Using the records below, report how many lines hold "here", with no extra text.

### SUPPLIED RECORDS:
• • • •
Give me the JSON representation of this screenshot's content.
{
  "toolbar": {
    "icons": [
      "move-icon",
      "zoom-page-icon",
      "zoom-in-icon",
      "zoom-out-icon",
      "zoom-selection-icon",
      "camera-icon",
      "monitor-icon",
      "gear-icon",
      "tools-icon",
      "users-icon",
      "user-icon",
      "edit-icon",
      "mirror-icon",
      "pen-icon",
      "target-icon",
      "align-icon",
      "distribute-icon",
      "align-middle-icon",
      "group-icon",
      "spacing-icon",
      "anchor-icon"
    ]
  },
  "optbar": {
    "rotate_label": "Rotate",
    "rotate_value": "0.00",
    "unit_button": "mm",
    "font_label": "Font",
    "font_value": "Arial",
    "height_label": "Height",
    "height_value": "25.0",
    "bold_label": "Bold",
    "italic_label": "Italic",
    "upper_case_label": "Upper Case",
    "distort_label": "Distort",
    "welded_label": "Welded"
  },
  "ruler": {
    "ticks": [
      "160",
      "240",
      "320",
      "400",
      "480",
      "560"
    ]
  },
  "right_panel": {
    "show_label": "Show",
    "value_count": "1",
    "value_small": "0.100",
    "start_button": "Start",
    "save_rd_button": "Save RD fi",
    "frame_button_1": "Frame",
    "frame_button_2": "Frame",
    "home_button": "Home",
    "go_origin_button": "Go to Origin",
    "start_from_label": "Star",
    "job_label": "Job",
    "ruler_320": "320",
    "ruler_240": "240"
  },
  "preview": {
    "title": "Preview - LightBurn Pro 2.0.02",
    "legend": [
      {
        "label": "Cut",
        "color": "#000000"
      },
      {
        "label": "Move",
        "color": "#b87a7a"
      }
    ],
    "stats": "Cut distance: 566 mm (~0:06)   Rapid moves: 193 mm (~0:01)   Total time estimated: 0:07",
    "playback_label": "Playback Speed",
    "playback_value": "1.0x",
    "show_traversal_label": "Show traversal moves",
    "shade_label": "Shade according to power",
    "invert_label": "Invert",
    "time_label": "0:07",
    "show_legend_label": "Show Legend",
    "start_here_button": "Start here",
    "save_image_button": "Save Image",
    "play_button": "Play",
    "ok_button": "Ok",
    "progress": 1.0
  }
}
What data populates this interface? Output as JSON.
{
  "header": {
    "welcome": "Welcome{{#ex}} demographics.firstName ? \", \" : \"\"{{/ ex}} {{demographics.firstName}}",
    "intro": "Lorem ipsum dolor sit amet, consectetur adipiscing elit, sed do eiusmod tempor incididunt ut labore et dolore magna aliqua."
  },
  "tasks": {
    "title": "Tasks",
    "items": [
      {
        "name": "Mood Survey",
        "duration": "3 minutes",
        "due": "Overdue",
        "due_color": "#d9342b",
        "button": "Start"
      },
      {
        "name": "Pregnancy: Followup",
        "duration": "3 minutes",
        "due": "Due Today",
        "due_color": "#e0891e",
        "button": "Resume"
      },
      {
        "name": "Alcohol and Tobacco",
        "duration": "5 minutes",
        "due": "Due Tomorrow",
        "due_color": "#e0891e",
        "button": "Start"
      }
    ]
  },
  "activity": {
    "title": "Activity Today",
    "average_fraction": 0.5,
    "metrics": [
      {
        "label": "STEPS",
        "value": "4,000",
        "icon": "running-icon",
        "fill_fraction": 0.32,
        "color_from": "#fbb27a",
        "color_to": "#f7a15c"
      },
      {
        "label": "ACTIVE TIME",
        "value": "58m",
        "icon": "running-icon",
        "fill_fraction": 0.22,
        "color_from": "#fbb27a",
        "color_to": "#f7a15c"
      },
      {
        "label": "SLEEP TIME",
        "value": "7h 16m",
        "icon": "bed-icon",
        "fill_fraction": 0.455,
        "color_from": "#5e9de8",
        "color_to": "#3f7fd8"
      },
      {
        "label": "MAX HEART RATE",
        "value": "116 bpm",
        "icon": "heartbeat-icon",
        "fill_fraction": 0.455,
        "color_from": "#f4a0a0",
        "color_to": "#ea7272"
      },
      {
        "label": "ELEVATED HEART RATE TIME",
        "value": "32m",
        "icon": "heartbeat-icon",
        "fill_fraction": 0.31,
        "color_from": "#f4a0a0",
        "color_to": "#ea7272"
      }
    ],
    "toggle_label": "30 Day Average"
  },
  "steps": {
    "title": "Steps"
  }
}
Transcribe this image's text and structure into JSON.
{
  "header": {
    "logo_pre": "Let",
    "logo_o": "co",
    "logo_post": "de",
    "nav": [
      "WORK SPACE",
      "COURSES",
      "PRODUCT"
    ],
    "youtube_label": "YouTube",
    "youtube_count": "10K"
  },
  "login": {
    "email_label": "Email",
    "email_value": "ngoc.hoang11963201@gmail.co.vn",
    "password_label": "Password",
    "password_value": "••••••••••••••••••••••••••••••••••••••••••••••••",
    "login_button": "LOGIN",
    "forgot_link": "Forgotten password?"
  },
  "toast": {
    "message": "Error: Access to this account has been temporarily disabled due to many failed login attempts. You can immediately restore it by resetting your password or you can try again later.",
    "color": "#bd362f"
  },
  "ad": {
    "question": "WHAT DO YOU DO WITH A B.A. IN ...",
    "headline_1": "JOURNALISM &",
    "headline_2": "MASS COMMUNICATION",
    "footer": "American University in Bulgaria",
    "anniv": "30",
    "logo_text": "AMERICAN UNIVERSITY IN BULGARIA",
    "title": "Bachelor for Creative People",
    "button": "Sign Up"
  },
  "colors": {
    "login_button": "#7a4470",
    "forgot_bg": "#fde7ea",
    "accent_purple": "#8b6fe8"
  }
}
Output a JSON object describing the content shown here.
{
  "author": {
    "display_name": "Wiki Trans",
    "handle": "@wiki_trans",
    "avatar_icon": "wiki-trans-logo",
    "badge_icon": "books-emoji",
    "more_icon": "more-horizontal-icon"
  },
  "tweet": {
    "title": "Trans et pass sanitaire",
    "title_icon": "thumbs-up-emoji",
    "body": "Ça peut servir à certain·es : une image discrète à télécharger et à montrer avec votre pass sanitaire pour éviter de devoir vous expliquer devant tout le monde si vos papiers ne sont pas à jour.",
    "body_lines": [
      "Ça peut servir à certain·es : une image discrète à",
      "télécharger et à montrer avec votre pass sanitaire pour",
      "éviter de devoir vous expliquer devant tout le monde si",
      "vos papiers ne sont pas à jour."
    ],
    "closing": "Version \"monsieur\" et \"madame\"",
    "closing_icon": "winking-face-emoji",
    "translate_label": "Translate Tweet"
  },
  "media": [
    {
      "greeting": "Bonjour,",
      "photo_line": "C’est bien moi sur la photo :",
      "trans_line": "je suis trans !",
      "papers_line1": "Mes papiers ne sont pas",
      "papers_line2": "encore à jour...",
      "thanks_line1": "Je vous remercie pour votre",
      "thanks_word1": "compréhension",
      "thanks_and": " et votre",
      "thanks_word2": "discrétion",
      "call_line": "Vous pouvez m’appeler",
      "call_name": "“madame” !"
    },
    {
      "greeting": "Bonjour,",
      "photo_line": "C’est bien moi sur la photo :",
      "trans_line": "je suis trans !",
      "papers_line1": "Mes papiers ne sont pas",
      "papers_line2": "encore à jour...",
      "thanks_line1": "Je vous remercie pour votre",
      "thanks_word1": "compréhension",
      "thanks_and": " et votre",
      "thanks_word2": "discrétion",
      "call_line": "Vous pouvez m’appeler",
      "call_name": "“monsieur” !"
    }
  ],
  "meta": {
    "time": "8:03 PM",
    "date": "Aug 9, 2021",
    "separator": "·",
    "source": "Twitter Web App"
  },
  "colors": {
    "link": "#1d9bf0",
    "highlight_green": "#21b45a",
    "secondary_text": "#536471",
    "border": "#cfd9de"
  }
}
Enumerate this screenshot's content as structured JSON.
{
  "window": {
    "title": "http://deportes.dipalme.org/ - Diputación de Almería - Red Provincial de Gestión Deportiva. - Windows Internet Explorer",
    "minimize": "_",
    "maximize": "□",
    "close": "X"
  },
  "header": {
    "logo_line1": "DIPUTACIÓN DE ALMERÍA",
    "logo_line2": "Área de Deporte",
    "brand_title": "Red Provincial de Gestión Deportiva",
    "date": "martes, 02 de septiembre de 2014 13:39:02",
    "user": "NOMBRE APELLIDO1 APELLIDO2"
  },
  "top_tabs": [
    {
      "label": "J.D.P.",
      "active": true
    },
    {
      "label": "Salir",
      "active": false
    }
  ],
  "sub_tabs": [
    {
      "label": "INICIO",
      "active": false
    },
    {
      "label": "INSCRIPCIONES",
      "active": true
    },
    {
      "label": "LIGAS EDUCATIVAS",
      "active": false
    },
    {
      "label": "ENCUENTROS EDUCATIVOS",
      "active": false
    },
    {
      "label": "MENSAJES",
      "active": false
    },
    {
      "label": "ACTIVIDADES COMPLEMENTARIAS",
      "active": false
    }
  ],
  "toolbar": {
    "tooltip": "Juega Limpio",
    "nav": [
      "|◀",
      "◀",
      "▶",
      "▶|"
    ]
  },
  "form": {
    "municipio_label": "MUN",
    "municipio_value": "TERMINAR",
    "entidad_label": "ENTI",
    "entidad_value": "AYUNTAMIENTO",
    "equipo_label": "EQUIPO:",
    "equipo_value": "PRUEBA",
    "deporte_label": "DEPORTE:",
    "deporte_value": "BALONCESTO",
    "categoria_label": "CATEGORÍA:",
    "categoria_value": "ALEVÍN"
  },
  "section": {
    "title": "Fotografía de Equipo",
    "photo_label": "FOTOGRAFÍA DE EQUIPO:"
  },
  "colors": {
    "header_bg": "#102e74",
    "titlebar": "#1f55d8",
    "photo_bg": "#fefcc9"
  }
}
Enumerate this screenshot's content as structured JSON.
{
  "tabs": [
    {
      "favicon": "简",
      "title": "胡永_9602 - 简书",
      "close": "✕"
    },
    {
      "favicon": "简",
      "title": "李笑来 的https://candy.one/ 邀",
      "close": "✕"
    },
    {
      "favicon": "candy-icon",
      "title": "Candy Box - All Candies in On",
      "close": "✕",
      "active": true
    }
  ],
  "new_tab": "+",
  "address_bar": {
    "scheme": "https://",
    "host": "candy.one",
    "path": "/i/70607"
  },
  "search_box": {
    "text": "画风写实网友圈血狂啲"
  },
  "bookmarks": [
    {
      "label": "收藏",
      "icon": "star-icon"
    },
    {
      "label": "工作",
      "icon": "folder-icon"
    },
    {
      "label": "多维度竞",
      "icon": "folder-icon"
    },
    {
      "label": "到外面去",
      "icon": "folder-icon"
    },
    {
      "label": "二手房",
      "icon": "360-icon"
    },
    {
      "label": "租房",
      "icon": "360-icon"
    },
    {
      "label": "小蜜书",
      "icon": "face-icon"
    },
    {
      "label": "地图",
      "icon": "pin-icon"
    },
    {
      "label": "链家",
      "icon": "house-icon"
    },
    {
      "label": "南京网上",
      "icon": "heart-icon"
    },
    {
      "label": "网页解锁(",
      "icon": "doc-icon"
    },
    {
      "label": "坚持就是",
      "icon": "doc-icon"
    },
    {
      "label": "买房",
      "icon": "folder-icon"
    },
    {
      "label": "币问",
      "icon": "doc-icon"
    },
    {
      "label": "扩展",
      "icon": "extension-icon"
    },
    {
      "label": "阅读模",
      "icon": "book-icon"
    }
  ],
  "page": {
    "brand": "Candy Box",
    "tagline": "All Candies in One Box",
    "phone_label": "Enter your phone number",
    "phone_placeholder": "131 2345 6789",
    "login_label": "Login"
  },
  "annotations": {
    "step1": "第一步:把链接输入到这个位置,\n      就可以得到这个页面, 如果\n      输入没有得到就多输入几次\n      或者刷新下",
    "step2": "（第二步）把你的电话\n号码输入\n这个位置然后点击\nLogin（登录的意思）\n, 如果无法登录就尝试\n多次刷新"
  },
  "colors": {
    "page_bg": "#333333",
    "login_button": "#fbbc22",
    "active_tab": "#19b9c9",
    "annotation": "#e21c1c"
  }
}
• • • •
### RESULT:
2